Textauszug
◇ ◇ ◇ ◇ ◇


    (Baum [FDP]: Das hat er doch gar nicht bestritten!)

    150 000 t Öl wurden bei Nacht und Nebel eingeleitet.

    (Zuruf von der CDU/CSU: Von wem denn?)

    115 000 t hochgiftiger Chemikalien werden auf See verbrannt.
    Wer angesichts dieser Zustandsbeschreibungen einen Zusammenhang zwischen dem Robbensterben und der verschmutzten Nordsee leugnet, wird seiner politisch-parlamentarischen Verantwortung nicht gerecht, meine Damen und Herren.

    (Beifall bei der SPD und den GRÜNEN)

    Er soll sich abschminken, davon zu reden, die geschundene Natur würde ihn zu zusätzlicher politischer Aktivität anspornen.
    Sie wissen, meine Damen und Herren, daß schon 1987 vor Sylt 18 tote Robben, Tümmler und Wale gefunden wurden. Allein in den letzten Wochen sind an den Küsten von Nordsee und Ostsee über 600 tote Robben angeschwemmt worden. Es steht zu befürchten, daß selbst dann, wenn wir all das in einer gemeinsamen konzertierten Aktion — und nicht in einer Konferenz — unternehmen, was jetzt getan werden kann, noch weitere Lebewesen in einem größeren Massensterben verenden müssen.
    Seit über 20 Jahren warnen Wissenschaft und Umweltverbände vor einem möglichen ökologischen Tod der Nordsee.

    (Dr. Laufs [CDU/CSU]: Wissen Sie, wie sich die Robbenbestände entwickelt haben?)

    Jetzt hat die geschundene Natur zurückgeschlagen. Diese Katastrophe war vorhersehbar, und ähnliche werden folgen, wenn wir weitermachen wie bisher.

    (Beifall bei der SPD)

    Letztlich, meine Damen und Herren, ist die Katastrophe an der Nordsee ein Symptom dafür, wie wenig verantwortlich wir mit unseren Lebensgrundlagen umgehen.

◇ ◇ ◇ ◇ ◇

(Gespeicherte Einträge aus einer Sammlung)

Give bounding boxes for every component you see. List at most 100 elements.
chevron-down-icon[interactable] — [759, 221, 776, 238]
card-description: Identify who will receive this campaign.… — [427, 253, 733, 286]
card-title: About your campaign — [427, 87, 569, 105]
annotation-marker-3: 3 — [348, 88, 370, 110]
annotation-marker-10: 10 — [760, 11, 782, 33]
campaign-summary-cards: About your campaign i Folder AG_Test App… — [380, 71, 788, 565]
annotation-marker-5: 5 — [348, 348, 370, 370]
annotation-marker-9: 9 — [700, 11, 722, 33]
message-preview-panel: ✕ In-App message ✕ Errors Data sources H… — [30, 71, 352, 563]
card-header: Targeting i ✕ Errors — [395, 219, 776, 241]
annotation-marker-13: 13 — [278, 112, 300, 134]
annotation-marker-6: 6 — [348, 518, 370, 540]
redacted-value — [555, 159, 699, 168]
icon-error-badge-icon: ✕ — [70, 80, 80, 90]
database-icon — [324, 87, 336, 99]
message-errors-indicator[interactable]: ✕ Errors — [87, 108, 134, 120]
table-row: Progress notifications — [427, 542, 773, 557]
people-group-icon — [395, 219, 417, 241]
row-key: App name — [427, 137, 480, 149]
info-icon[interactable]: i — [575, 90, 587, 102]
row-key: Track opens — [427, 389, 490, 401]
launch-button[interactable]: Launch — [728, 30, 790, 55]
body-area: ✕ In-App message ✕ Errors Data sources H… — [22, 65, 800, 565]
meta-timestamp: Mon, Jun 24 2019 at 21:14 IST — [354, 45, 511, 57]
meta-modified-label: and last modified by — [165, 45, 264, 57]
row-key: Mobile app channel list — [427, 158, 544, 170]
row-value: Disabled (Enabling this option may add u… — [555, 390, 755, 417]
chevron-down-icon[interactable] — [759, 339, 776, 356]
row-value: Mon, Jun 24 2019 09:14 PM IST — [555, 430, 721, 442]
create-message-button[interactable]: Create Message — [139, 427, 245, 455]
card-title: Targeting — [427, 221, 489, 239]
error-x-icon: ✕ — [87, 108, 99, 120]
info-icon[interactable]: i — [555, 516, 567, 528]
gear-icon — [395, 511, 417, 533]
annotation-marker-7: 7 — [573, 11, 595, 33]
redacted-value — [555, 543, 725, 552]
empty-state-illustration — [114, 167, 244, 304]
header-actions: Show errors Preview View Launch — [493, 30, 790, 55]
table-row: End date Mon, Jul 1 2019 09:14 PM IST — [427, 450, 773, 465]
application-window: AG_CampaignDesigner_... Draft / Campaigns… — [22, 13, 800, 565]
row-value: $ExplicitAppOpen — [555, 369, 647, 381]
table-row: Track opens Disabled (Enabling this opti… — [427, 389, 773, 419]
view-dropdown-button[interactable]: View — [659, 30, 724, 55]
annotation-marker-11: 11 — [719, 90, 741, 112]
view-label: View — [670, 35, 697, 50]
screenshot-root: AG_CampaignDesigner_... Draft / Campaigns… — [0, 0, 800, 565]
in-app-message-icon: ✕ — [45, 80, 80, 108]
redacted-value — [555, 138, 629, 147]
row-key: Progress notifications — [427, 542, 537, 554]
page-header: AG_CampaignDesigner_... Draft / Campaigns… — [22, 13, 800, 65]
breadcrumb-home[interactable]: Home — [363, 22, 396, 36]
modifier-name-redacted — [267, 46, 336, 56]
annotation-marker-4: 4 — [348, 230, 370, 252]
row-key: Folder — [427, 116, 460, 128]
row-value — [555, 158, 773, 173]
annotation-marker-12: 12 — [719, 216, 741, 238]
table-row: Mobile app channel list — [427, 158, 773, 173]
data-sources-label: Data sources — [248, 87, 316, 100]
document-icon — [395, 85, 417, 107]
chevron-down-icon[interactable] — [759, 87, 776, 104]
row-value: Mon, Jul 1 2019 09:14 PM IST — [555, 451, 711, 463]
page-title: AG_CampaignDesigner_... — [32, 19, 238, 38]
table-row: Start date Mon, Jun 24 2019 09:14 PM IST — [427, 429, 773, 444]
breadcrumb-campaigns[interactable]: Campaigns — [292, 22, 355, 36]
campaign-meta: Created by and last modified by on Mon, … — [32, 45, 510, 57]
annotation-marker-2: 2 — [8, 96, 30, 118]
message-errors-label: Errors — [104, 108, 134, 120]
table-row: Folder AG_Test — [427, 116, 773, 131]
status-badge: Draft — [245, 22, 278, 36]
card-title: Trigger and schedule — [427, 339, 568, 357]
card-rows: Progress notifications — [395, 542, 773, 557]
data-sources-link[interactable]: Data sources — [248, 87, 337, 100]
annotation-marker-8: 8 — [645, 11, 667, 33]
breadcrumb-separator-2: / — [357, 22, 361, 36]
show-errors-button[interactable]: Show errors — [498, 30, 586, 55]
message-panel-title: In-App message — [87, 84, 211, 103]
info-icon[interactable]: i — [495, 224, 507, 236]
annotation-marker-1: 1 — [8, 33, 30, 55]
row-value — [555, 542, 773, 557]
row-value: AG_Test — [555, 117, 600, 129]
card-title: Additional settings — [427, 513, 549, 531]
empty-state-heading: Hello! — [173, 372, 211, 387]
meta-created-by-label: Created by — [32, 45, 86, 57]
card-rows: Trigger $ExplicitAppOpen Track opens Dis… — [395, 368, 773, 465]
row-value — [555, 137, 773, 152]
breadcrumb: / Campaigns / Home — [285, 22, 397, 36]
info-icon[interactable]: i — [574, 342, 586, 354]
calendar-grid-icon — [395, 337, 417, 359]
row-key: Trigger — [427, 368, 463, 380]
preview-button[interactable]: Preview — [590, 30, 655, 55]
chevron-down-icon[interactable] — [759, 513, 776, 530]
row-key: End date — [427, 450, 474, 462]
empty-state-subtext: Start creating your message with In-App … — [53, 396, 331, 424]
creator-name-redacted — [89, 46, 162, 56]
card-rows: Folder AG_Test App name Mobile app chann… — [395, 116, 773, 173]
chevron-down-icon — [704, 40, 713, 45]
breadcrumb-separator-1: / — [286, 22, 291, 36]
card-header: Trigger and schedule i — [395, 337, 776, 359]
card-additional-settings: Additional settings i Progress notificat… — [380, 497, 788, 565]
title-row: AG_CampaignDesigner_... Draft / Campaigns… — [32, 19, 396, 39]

◇ ◇ ◇ ◇ ◇

Aufgaben
**a.** Wie viele tote Robben wurden laut dem Textauszug in den letzten Wochen an den Küsten von Nordsee und Ostsee angeschwemmt?
**b.** Bearbeite den Teil des Textauszugs, der mit den Worten „Seit über 20“ beginnt und mit „bei der SPD)“ endet, und ersetze darin „Umweltverbände“ durch „Naturschutzverbände“.
**c.** Nenne alle Tierarten, die laut dem Textauszug 1987 vor Sylt tot gefunden wurden.

Lösungsübersicht
**a.** Über 600.

**b.**
Seit über 20 Jahren warnen Wissenschaft und Naturschutzverbände vor einem möglichen ökologischen Tod der Nordsee.

    (Dr. Laufs [CDU/CSU]: Wissen Sie, wie sich die Robbenbestände entwickelt haben?)

    Jetzt hat die geschundene Natur zurückgeschlagen. Diese Katastrophe war vorhersehbar, und ähnliche werden folgen, wenn wir weitermachen wie bisher.

    (Beifall bei der SPD)

**c.** Robben, Tümmler, Wale